Reproduce the material word for word; the images stay out.

── Entries shown

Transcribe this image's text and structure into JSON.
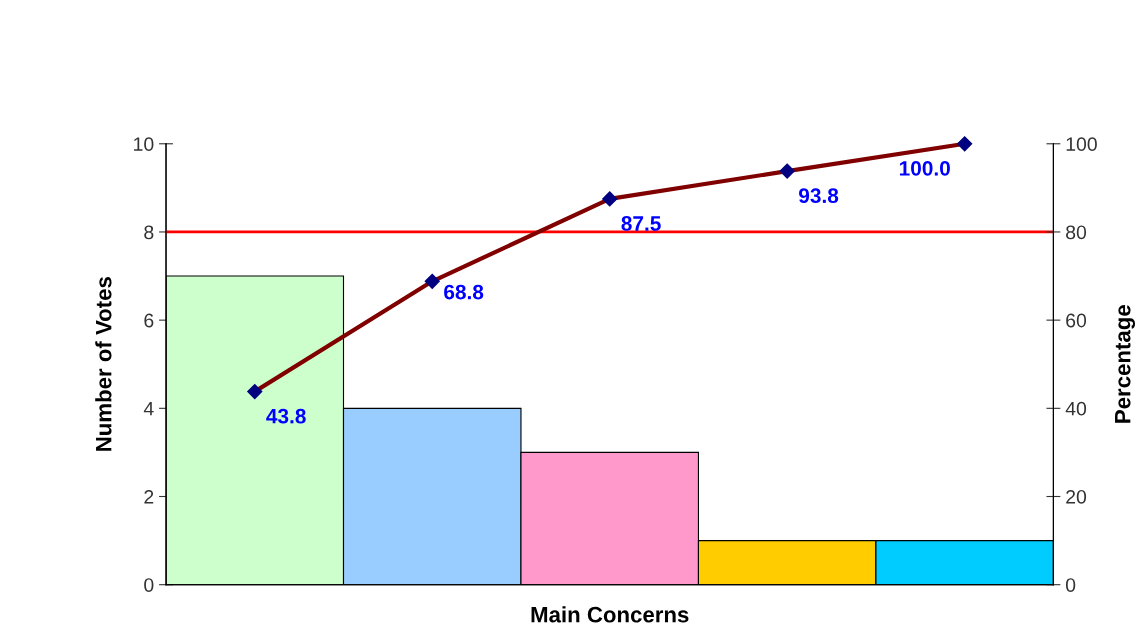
{
  "chart_data": {
    "type": "bar",
    "xlabel": "Main Concerns",
    "ylabel": "Number of Votes",
    "y2label": "Percentage",
    "categories": [
      null,
      null,
      null,
      null,
      null
    ],
    "series": [
      {
        "values": [
          7,
          4,
          3,
          1,
          1
        ],
        "colors": [
          "#ccffcc",
          "#99ccff",
          "#ff99cc",
          "#ffcc00",
          "#00ccff"
        ]
      },
      {
        "type": "line",
        "axis": "y2",
        "color": "#800000",
        "values": [
          43.8,
          68.8,
          87.5,
          93.8,
          100.0
        ],
        "value_labels": [
          "43.8",
          "68.8",
          "87.5",
          "93.8",
          "100.0"
        ]
      }
    ],
    "ylim": [
      0,
      10
    ],
    "yticks": [
      0,
      2,
      4,
      6,
      8,
      10
    ],
    "y2lim": [
      0,
      100
    ],
    "y2ticks": [
      0,
      20,
      40,
      60,
      80,
      100
    ],
    "ref_lines": [
      {
        "axis": "y",
        "value": 8,
        "color": "#ff0000"
      }
    ],
    "marker": "diamond",
    "grid": false,
    "tick_labels": "y"
  }
}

────

(Output of the task):
Transcribe this image's text and structure into JSON.
{
  "chart_data": {
    "type": "bar",
    "xlabel": "Main Concerns",
    "ylabel": "Number of Votes",
    "y2label": "Percentage",
    "categories": [
      null,
      null,
      null,
      null,
      null
    ],
    "series": [
      {
        "values": [
          7,
          4,
          3,
          1,
          1
        ],
        "colors": [
          "#ccffcc",
          "#99ccff",
          "#ff99cc",
          "#ffcc00",
          "#00ccff"
        ]
      },
      {
        "type": "line",
        "axis": "y2",
        "color": "#800000",
        "values": [
          43.8,
          68.8,
          87.5,
          93.8,
          100.0
        ],
        "value_labels": [
          "43.8",
          "68.8",
          "87.5",
          "93.8",
          "100.0"
        ]
      }
    ],
    "ylim": [
      0,
      10
    ],
    "yticks": [
      0,
      2,
      4,
      6,
      8,
      10
    ],
    "y2lim": [
      0,
      100
    ],
    "y2ticks": [
      0,
      20,
      40,
      60,
      80,
      100
    ],
    "ref_lines": [
      {
        "axis": "y",
        "value": 8,
        "color": "#ff0000"
      }
    ],
    "marker": "diamond",
    "grid": false,
    "tick_labels": "y"
  }
}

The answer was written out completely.